== Reading passage ==
■ ■ ■ ■ ■

Compulsive hoarders are different because they save items many others think are ‘useless’. However, value is in the eye of the beholder, and they have great difficulty getting rid of their beloved ‘collections’
These accumulations grow as a result of this reticence. Their life and work spaces can eventually become uninhabitable according to Med Circle. Hoarders are oblivious of this fact because to them everything is the way they want it.
The Five Stages of Compulsive Hoarding
The National Study Group for Challenging Disorganization provides education, research, and strategies to benefit people challenged by chronic disorganization. They say there are five distinct stages of hoarding. They have developed a scale to help understand the condition. What follows may be unsuitable for sensitive people.
First Stage of Hoarding
During the first stage there are only small amounts of clutter and no remarkable smells. There may be a few animal waste areas. However, access to doors and stairwells is still clear.
Second Stage of Hoarding
Indications of stage two include a blocked exit, and at least one appliance not working for six months. The clutter is in more than in one room or passage way. There is also light mildew fungus in the bathroom and the kitchen.
Other signs include light pet odours, poor pet care, household rodents, dirty food-preparation areas, and overflowing garbage cans. Compulsive hoarders may feel ashamed about this, withdraw from social contact, and become anxious or depressed.
Hoarding During the Third Stage
The compulsive condition becomes public knowledge as the clutter extends outside the home. There may for example be a broken television or an abandoned vacuum cleaner in the garden.
There may be signs of light structural damage to the living space. The pets are neglected. Fleas and spiders begin to invade the home. One room is abandoned completely as dust, dirty laundry, and a prevailing stench overtake the house.
The hoarder begins to suffer personally as poor hygiene and weight issues overtake them. Toxic fumes, rodent droppings, and visible mould may infect them. They could become angry when someone challenges them about this.
Compulsive Hoarding in Stage Four
The home is deteriorating fast. There is heavy mould and mildew throughout. Structural damage has not been attended to for six months and the sewage is backing up. A large number of pets may have taken over the bedroom.
There is rotting food lying around. The place is filthy with no signs of washing up. The rat and flea-ridden house is becoming dangerous with fire hazards and blocked exits. Personal hygiene may be a thing of the past.
The mental state changes. The compulsive hoarder is oblivious of their surroundings. These things no longer matter. They are content with their nostalgic memories. They may focus their emotional energy on grandiose plans.
Stage Five Hoarding: The Terminus
The hoarder has left all semblance of generally-accepted living behind. They may have no electricity or water. Their home is a fire hazard by all accounts. The building is suffering increasing structural damage. The fridge is not working.
Clutter overflows in the bathroom and kitchen. There are more pets than allowed by bylaws. The woodwork is rotting. Personal hygiene has broken down. The entire home is a toilet. The once-proud person is in desperate need for help.
The better way would have been for someone to intervene during the early stages of this condition when there was still hope. This is why we publish these informative posts. No one deserves to end their life this way.

■ ■ ■ ■ ■

Document layout analysis material
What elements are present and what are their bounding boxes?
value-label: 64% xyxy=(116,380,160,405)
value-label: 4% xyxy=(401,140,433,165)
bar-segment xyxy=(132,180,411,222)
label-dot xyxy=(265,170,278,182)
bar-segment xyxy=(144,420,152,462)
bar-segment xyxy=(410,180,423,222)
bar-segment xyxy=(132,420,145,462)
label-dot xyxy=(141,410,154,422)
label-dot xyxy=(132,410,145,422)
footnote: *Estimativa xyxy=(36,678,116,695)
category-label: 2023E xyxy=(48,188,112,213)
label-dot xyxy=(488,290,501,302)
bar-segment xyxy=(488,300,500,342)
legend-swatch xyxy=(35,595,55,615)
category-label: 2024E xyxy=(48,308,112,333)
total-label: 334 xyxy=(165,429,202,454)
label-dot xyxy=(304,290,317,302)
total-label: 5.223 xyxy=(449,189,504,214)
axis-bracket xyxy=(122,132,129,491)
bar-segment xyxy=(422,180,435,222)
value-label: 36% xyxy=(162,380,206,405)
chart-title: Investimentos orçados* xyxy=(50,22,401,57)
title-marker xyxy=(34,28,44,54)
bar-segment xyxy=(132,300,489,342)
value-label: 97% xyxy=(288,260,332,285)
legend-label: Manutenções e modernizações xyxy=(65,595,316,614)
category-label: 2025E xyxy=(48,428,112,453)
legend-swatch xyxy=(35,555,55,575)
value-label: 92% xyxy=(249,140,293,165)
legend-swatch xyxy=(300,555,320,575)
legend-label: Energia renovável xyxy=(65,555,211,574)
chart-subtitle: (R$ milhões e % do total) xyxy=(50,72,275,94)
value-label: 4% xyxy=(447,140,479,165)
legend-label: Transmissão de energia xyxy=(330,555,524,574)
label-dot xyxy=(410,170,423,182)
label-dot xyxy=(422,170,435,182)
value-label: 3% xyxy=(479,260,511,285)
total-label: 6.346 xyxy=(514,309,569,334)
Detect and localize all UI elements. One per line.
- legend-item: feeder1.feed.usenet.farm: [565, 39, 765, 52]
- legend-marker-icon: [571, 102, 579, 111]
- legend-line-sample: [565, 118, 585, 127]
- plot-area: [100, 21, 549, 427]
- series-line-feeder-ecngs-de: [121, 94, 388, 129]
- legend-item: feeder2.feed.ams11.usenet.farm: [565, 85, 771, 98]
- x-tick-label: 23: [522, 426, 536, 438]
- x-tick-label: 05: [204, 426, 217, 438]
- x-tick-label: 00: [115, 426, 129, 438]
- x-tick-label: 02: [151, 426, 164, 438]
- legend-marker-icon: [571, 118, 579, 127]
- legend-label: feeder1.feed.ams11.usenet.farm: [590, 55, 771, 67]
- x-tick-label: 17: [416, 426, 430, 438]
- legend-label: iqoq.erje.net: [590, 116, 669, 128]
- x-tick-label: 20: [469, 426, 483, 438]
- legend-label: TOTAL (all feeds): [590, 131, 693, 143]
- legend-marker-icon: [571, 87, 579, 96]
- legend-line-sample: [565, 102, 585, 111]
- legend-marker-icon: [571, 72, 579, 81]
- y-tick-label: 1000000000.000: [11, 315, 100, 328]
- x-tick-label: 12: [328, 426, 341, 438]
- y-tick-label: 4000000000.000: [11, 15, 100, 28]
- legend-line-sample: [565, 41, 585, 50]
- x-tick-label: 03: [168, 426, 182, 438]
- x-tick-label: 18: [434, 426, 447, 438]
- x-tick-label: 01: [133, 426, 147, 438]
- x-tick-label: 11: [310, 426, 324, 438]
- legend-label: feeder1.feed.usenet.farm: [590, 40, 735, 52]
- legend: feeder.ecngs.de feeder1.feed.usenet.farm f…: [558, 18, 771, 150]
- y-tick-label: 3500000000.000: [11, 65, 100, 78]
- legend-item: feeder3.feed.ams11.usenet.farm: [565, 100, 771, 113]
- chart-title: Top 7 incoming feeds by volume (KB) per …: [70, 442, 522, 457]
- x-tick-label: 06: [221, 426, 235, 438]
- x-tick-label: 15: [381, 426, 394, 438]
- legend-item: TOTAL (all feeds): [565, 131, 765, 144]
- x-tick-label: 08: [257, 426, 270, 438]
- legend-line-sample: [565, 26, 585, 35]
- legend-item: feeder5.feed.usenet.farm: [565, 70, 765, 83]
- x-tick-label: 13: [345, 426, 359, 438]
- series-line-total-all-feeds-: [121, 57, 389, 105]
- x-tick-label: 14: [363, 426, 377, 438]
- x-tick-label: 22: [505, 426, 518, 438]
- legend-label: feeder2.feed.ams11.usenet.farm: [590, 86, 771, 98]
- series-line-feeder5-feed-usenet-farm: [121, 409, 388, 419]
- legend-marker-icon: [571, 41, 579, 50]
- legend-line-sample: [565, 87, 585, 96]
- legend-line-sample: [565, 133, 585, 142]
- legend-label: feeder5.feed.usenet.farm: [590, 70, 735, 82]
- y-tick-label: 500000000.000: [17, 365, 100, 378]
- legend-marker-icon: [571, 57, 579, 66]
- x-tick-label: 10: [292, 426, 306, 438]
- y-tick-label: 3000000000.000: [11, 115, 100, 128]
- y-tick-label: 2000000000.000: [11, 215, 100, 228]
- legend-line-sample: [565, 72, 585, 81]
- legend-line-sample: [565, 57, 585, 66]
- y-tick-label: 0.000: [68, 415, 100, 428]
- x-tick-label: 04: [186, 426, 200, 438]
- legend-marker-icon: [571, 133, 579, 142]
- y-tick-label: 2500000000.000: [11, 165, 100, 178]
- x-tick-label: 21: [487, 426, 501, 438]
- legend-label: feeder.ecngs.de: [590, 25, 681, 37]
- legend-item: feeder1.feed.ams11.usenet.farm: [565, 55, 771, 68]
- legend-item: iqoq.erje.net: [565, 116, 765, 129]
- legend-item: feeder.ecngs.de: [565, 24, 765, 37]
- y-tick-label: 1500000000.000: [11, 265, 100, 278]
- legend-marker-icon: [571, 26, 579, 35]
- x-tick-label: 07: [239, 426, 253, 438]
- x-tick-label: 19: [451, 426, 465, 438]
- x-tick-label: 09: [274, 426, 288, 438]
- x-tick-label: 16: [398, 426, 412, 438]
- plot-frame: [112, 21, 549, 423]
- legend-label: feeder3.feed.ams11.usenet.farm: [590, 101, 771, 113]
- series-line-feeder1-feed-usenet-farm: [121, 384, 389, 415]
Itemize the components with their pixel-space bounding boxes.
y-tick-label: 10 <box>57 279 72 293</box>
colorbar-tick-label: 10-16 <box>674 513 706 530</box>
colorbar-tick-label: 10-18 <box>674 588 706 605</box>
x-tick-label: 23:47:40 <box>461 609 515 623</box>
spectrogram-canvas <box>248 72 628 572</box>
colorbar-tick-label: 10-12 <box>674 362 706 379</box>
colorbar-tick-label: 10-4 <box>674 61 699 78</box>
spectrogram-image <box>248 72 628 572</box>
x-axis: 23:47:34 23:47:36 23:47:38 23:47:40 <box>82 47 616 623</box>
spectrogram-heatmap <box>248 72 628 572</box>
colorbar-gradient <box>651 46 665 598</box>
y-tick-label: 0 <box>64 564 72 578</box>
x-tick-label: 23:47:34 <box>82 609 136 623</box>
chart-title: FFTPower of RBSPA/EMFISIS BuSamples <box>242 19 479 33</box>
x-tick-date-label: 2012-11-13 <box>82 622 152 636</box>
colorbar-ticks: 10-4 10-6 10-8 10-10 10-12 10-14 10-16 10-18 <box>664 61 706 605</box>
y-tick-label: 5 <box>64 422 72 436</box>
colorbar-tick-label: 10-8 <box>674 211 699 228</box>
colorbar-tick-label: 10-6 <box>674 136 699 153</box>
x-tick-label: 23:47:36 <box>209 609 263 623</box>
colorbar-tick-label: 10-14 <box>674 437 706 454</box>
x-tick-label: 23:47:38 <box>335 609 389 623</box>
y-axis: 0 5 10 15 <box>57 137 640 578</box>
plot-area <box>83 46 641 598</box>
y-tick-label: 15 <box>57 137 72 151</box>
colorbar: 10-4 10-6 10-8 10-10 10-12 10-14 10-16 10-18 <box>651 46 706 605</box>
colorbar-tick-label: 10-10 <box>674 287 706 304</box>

■ ■ ■ ■ ■

== The task ==
Condense the paragraph of the compulsive hoarding text that opens with "The home is deteriorating fast" into a brief list that keeps its main facts.

== Response to the exercise ==
- The home is deteriorating fast.
- Heavy mold and mildew are present throughout.
- Structural damage has gone unattended for six months.
- Sewage is backing up.
- Many pets may have taken over the bedroom.